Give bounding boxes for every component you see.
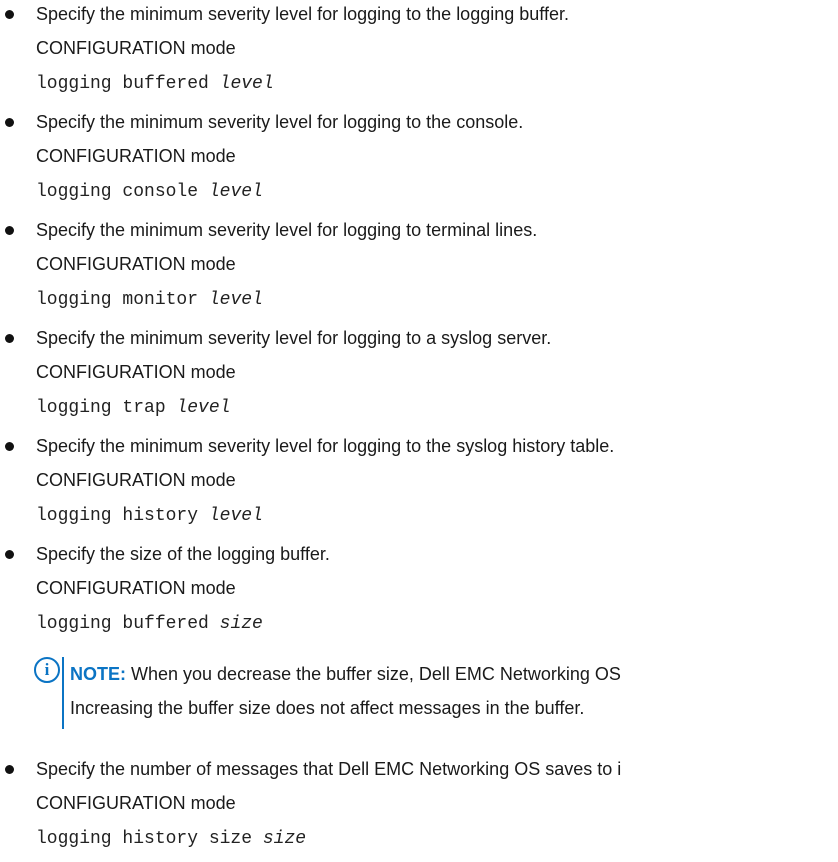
bullet: [5, 765, 14, 774]
command-argument: level: [219, 74, 274, 94]
command-text: logging history size: [36, 829, 253, 849]
item-mode: CONFIGURATION mode: [36, 362, 236, 382]
command-text: logging buffered: [36, 74, 209, 94]
bullet: [5, 334, 14, 343]
note-line-1: NOTE: When you decrease the buffer size,…: [70, 657, 621, 691]
item-mode: CONFIGURATION mode: [36, 146, 236, 166]
document-page: Specify the minimum severity level for l…: [0, 0, 838, 862]
command-text: logging buffered: [36, 614, 209, 634]
item-command: logging buffered level: [36, 73, 274, 95]
item-mode: CONFIGURATION mode: [36, 254, 236, 274]
item-command: logging buffered size: [36, 613, 263, 635]
item-description: Specify the minimum severity level for l…: [36, 220, 538, 240]
item-description: Specify the minimum severity level for l…: [36, 328, 552, 348]
note-divider: [62, 657, 64, 729]
item-command: logging history level: [36, 505, 263, 527]
note-callout: i NOTE: When you decrease the buffer siz…: [34, 657, 838, 729]
item-description: Specify the size of the logging buffer.: [36, 544, 330, 564]
command-text: logging monitor: [36, 290, 199, 310]
item-command: logging monitor level: [36, 289, 263, 311]
note-label: NOTE:: [70, 664, 126, 684]
command-text: logging trap: [36, 398, 166, 418]
command-argument: level: [208, 506, 263, 526]
command-argument: size: [219, 614, 263, 634]
item-mode: CONFIGURATION mode: [36, 793, 236, 813]
bullet: [5, 118, 14, 127]
item-mode: CONFIGURATION mode: [36, 38, 236, 58]
item-mode: CONFIGURATION mode: [36, 470, 236, 490]
item-description: Specify the minimum severity level for l…: [36, 436, 615, 456]
item-description: Specify the minimum severity level for l…: [36, 112, 524, 132]
note-text: NOTE: When you decrease the buffer size,…: [70, 657, 621, 725]
command-argument: level: [208, 290, 263, 310]
bullet: [5, 226, 14, 235]
bullet: [5, 10, 14, 19]
bullet: [5, 550, 14, 559]
note-body-1: When you decrease the buffer size, Dell …: [126, 664, 621, 684]
item-command: logging trap level: [36, 397, 230, 419]
item-description: Specify the minimum severity level for l…: [36, 4, 569, 24]
command-text: logging console: [36, 182, 199, 202]
item-description: Specify the number of messages that Dell…: [36, 759, 622, 779]
command-text: logging history: [36, 506, 199, 526]
command-argument: level: [176, 398, 231, 418]
bullet: [5, 442, 14, 451]
command-argument: size: [262, 829, 307, 849]
command-argument: level: [208, 182, 263, 202]
item-command: logging history size size: [36, 828, 306, 850]
note-line-2: Increasing the buffer size does not affe…: [70, 698, 585, 718]
item-command: logging console level: [36, 181, 263, 203]
info-icon: i: [34, 657, 60, 683]
item-mode: CONFIGURATION mode: [36, 578, 236, 598]
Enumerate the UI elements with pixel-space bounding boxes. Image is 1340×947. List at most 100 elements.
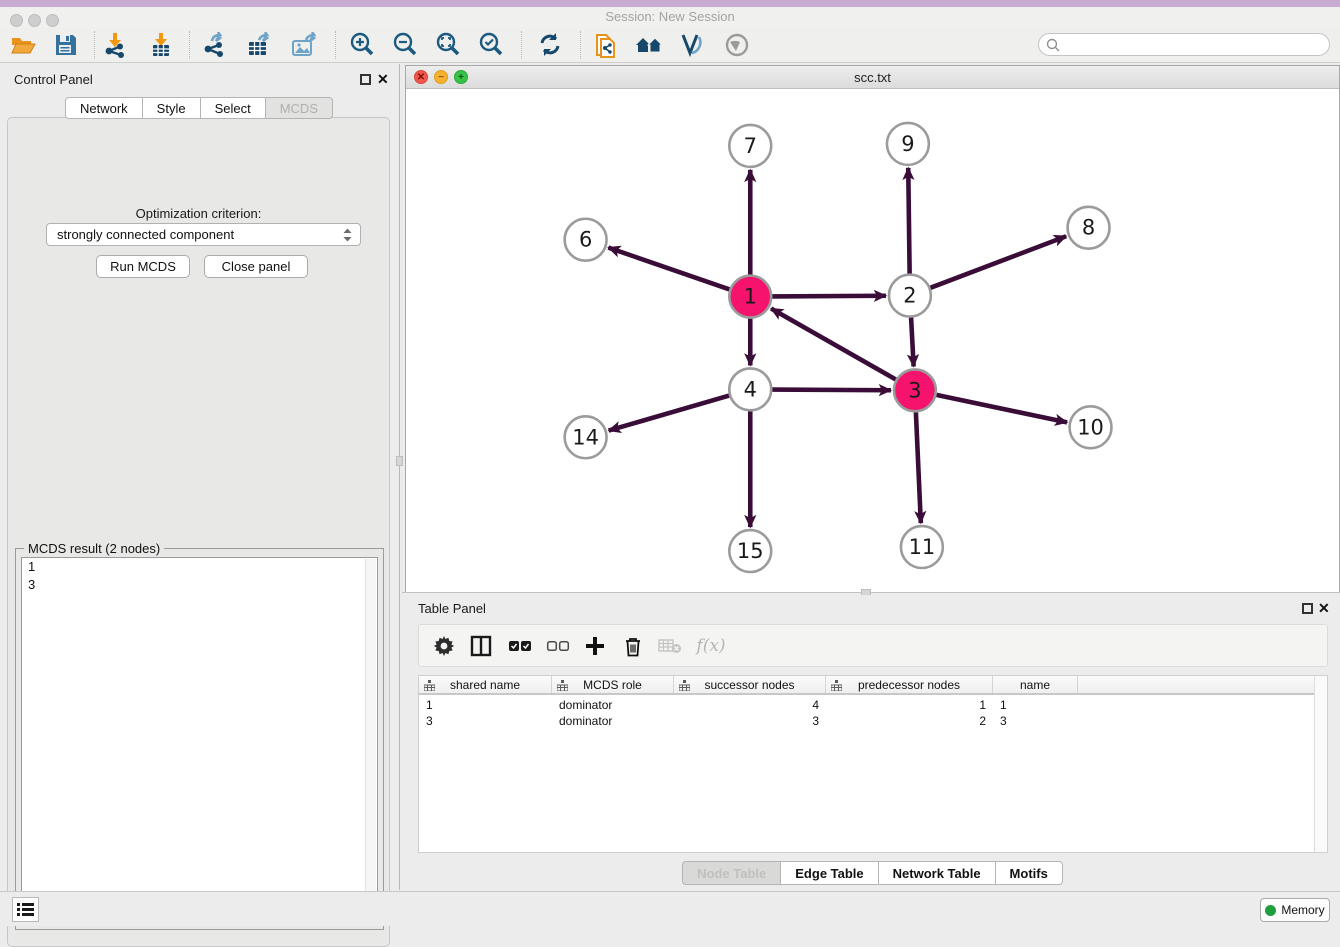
import-table-icon[interactable] [147, 31, 175, 59]
float-panel-icon[interactable] [1302, 603, 1313, 614]
memory-button[interactable]: Memory [1260, 898, 1330, 922]
tab-select[interactable]: Select [200, 97, 265, 119]
table-cell[interactable]: 1 [419, 697, 552, 713]
edge-2-3[interactable] [911, 318, 914, 367]
tab-network-table[interactable]: Network Table [878, 861, 995, 885]
hide-details-icon[interactable] [678, 31, 706, 59]
edge-3-11[interactable] [916, 412, 921, 523]
network-window-titlebar[interactable]: ✕ − + scc.txt [406, 66, 1339, 89]
tab-mcds[interactable]: MCDS [265, 97, 333, 119]
save-session-icon[interactable] [52, 31, 80, 59]
network-window-title: scc.txt [406, 70, 1339, 85]
column-header-MCDS-role[interactable]: MCDS role [552, 676, 674, 693]
node-table[interactable]: shared nameMCDS rolesuccessor nodesprede… [418, 675, 1328, 853]
table-cell[interactable]: 1 [826, 697, 993, 713]
column-header-successor-nodes[interactable]: successor nodes [674, 676, 826, 693]
titlebar: Session: New Session [0, 7, 1340, 27]
panel-divider[interactable] [402, 592, 1340, 593]
node-label-1: 1 [744, 285, 757, 309]
tab-motifs[interactable]: Motifs [995, 861, 1063, 885]
scrollbar[interactable] [1314, 676, 1327, 852]
tab-style[interactable]: Style [142, 97, 200, 119]
control-panel-tabs: NetworkStyleSelectMCDS [0, 97, 398, 119]
column-header-shared-name[interactable]: shared name [419, 676, 552, 693]
table-toolbar: f(x) [418, 624, 1328, 667]
zoom-fit-icon[interactable] [434, 31, 462, 59]
table-cell[interactable]: dominator [552, 713, 674, 729]
export-table-icon[interactable] [245, 31, 273, 59]
table-row[interactable]: 1dominator411 [419, 697, 1315, 713]
column-header-predecessor-nodes[interactable]: predecessor nodes [826, 676, 993, 693]
table-cell[interactable]: 2 [826, 713, 993, 729]
column-browser-icon[interactable] [468, 633, 494, 659]
table-cell[interactable]: 3 [419, 713, 552, 729]
eye-icon[interactable] [722, 31, 750, 59]
delete-column-icon[interactable] [620, 633, 646, 659]
mcds-result-title: MCDS result (2 nodes) [24, 541, 164, 556]
edge-4-3[interactable] [772, 390, 891, 391]
close-panel-button[interactable]: Close panel [204, 255, 308, 278]
close-panel-icon[interactable]: ✕ [377, 71, 389, 88]
table-row[interactable]: 3dominator323 [419, 713, 1315, 729]
edge-2-9[interactable] [908, 168, 909, 274]
node-label-8: 8 [1082, 216, 1095, 240]
table-cell[interactable]: 4 [674, 697, 826, 713]
edge-3-10[interactable] [936, 395, 1067, 422]
memory-status-icon [1265, 905, 1276, 916]
panel-divider-handle[interactable] [396, 456, 403, 466]
add-column-icon[interactable] [582, 633, 608, 659]
gear-icon[interactable] [431, 633, 457, 659]
network-graph[interactable]: 1234678910111415 [406, 89, 1339, 591]
import-network-icon[interactable] [101, 31, 129, 59]
mcds-result-item[interactable]: 3 [22, 576, 377, 594]
mcds-result-item[interactable]: 1 [22, 558, 377, 576]
window-accent-strip [0, 0, 1340, 7]
open-session-icon[interactable] [9, 31, 37, 59]
criterion-select[interactable]: strongly connected component [46, 223, 361, 246]
search-input[interactable] [1063, 36, 1323, 53]
table-header-row: shared nameMCDS rolesuccessor nodesprede… [419, 676, 1315, 695]
node-label-9: 9 [901, 132, 914, 156]
table-cell[interactable]: 3 [674, 713, 826, 729]
node-label-10: 10 [1077, 415, 1104, 439]
export-image-icon[interactable] [290, 31, 318, 59]
mcds-result-list[interactable]: 13 [21, 557, 378, 923]
edge-1-2[interactable] [772, 296, 886, 297]
search-field[interactable] [1038, 33, 1330, 56]
edge-4-14[interactable] [609, 396, 730, 431]
node-label-6: 6 [579, 228, 592, 252]
tab-edge-table[interactable]: Edge Table [780, 861, 877, 885]
edge-2-8[interactable] [930, 236, 1066, 288]
network-canvas[interactable]: 1234678910111415 [406, 89, 1339, 591]
edge-1-6[interactable] [608, 248, 729, 290]
panel-divider[interactable] [399, 64, 400, 890]
select-all-icon[interactable] [507, 633, 533, 659]
refresh-layout-icon[interactable] [536, 31, 564, 59]
zoom-selected-icon[interactable] [477, 31, 505, 59]
export-network-icon[interactable] [200, 31, 228, 59]
table-cell[interactable]: 3 [993, 713, 1078, 729]
home-icon[interactable] [634, 31, 662, 59]
zoom-out-icon[interactable] [391, 31, 419, 59]
function-builder-icon: f(x) [691, 633, 731, 659]
edge-3-1[interactable] [771, 308, 896, 379]
table-tabs: Node TableEdge TableNetwork TableMotifs [405, 861, 1340, 890]
task-history-button[interactable] [12, 897, 39, 922]
node-label-15: 15 [737, 539, 764, 563]
table-cell[interactable]: dominator [552, 697, 674, 713]
deselect-all-icon[interactable] [545, 633, 571, 659]
tab-network[interactable]: Network [65, 97, 142, 119]
toolbar-separator [189, 31, 190, 59]
zoom-in-icon[interactable] [348, 31, 376, 59]
toolbar-separator [521, 31, 522, 59]
table-cell[interactable]: 1 [993, 697, 1078, 713]
node-label-2: 2 [903, 284, 916, 308]
scrollbar[interactable] [365, 559, 376, 923]
run-mcds-button[interactable]: Run MCDS [96, 255, 190, 278]
float-panel-icon[interactable] [360, 74, 371, 85]
column-header-name[interactable]: name [993, 676, 1078, 693]
close-panel-icon[interactable]: ✕ [1318, 600, 1330, 617]
new-network-icon[interactable] [592, 31, 620, 59]
tab-node-table[interactable]: Node Table [682, 861, 780, 885]
control-panel-header: Control Panel ✕ [0, 65, 398, 95]
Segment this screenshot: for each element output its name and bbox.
____________
Problem requirements = Copy every line of the data above unchanged, starting at the line containing "bullet: [5, 765, 14, 774]" and ending at the line containing "436, 615, 456]", both included.

Exercise result =
bullet: [5, 765, 14, 774]
command-argument: level: [219, 74, 274, 94]
command-text: logging history size: [36, 829, 253, 849]
item-mode: CONFIGURATION mode: [36, 362, 236, 382]
command-text: logging buffered: [36, 74, 209, 94]
bullet: [5, 334, 14, 343]
note-line-1: NOTE: When you decrease the buffer size,…: [70, 657, 621, 691]
item-mode: CONFIGURATION mode: [36, 146, 236, 166]
document-page: Specify the minimum severity level for l…: [0, 0, 838, 862]
command-text: logging buffered: [36, 614, 209, 634]
item-command: logging buffered level: [36, 73, 274, 95]
item-mode: CONFIGURATION mode: [36, 254, 236, 274]
item-command: logging buffered size: [36, 613, 263, 635]
item-description: Specify the minimum severity level for l…: [36, 220, 538, 240]
item-description: Specify the minimum severity level for l…: [36, 328, 552, 348]
note-divider: [62, 657, 64, 729]
item-command: logging history level: [36, 505, 263, 527]
note-callout: i NOTE: When you decrease the buffer siz…: [34, 657, 838, 729]
item-description: Specify the size of the logging buffer.: [36, 544, 330, 564]
command-text: logging monitor: [36, 290, 199, 310]
item-command: logging monitor level: [36, 289, 263, 311]
note-label: NOTE:: [70, 664, 126, 684]
command-text: logging trap: [36, 398, 166, 418]
command-argument: level: [208, 506, 263, 526]
command-argument: size: [219, 614, 263, 634]
item-mode: CONFIGURATION mode: [36, 793, 236, 813]
bullet: [5, 118, 14, 127]
item-mode: CONFIGURATION mode: [36, 38, 236, 58]
item-mode: CONFIGURATION mode: [36, 470, 236, 490]
item-description: Specify the minimum severity level for l…: [36, 436, 615, 456]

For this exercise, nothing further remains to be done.